» THE PROBLEM:
Take each line that has the word "власти" and return it.

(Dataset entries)
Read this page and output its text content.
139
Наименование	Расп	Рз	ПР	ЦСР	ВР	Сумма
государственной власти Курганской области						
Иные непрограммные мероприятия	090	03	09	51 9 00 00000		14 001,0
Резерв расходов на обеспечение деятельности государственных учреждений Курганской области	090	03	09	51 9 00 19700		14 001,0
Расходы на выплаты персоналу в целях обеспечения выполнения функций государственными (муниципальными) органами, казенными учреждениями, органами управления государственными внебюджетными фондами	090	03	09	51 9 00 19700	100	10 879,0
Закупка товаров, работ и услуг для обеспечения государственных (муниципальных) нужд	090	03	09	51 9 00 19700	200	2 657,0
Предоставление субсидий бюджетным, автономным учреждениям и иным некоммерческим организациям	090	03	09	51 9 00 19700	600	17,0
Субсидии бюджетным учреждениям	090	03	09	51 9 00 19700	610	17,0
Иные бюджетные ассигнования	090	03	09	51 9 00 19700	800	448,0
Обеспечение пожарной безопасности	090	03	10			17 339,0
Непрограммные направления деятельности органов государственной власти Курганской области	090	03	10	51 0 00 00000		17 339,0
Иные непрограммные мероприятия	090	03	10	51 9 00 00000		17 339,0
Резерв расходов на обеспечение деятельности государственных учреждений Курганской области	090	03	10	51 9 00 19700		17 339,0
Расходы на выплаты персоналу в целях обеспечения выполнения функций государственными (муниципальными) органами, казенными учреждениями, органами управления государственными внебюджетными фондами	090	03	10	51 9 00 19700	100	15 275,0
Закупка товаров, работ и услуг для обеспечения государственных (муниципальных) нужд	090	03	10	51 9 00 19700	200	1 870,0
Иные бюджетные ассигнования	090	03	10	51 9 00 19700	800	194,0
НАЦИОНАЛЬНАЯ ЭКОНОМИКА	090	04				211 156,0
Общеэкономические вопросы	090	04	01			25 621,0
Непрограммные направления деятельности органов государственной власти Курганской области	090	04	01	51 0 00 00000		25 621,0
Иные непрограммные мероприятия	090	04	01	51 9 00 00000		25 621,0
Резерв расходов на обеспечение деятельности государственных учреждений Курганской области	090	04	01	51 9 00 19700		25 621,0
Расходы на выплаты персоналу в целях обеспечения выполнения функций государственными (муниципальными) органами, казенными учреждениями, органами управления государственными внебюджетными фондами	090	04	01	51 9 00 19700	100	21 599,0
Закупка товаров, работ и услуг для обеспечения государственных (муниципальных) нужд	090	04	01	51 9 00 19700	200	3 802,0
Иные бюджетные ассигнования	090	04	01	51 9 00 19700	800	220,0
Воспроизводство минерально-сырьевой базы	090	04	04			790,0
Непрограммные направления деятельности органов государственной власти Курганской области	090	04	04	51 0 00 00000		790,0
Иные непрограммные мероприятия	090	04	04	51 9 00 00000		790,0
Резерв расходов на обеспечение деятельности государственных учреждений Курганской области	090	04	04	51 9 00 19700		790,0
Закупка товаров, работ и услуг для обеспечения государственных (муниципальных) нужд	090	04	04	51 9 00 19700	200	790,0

---

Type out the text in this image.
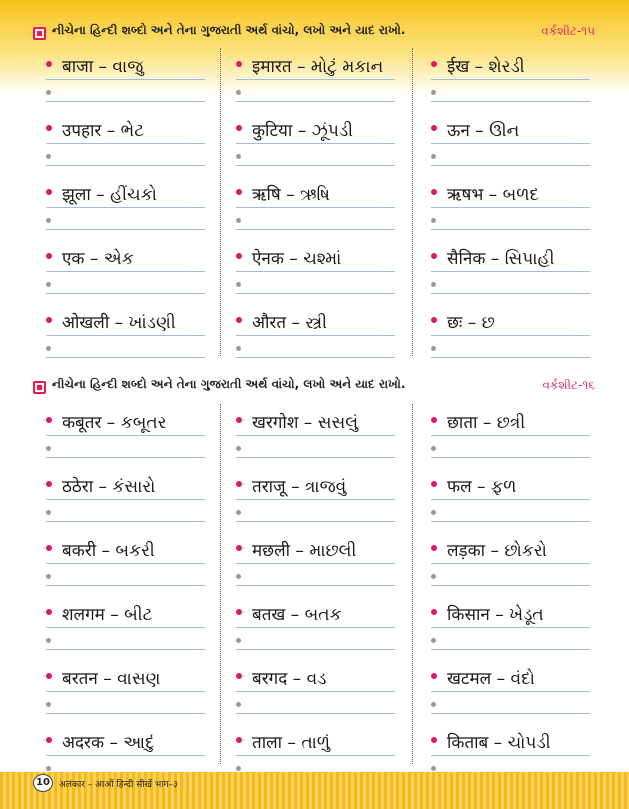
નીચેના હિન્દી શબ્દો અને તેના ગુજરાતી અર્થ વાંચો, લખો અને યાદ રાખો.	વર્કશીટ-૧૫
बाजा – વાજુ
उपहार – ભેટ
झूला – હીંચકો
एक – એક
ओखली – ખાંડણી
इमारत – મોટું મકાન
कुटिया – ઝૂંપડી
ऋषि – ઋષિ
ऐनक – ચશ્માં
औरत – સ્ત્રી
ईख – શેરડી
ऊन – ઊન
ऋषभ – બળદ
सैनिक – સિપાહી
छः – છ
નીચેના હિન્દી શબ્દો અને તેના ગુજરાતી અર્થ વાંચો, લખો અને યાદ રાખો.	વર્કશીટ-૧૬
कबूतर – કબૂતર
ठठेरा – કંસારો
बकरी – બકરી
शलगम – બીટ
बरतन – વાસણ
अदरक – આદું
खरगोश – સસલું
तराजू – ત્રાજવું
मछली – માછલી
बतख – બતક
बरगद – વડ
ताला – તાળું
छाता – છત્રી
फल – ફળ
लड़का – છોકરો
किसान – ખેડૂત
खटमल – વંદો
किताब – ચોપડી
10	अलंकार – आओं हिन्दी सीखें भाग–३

» RESPONSE FOR THIS EXERCISE:
государственной власти Курганской области						
Непрограммные направления деятельности органов государственной власти Курганской области	090	03	10	51 0 00 00000		17 339,0
Непрограммные направления деятельности органов государственной власти Курганской области	090	04	01	51 0 00 00000		25 621,0
Непрограммные направления деятельности органов государственной власти Курганской области	090	04	04	51 0 00 00000		790,0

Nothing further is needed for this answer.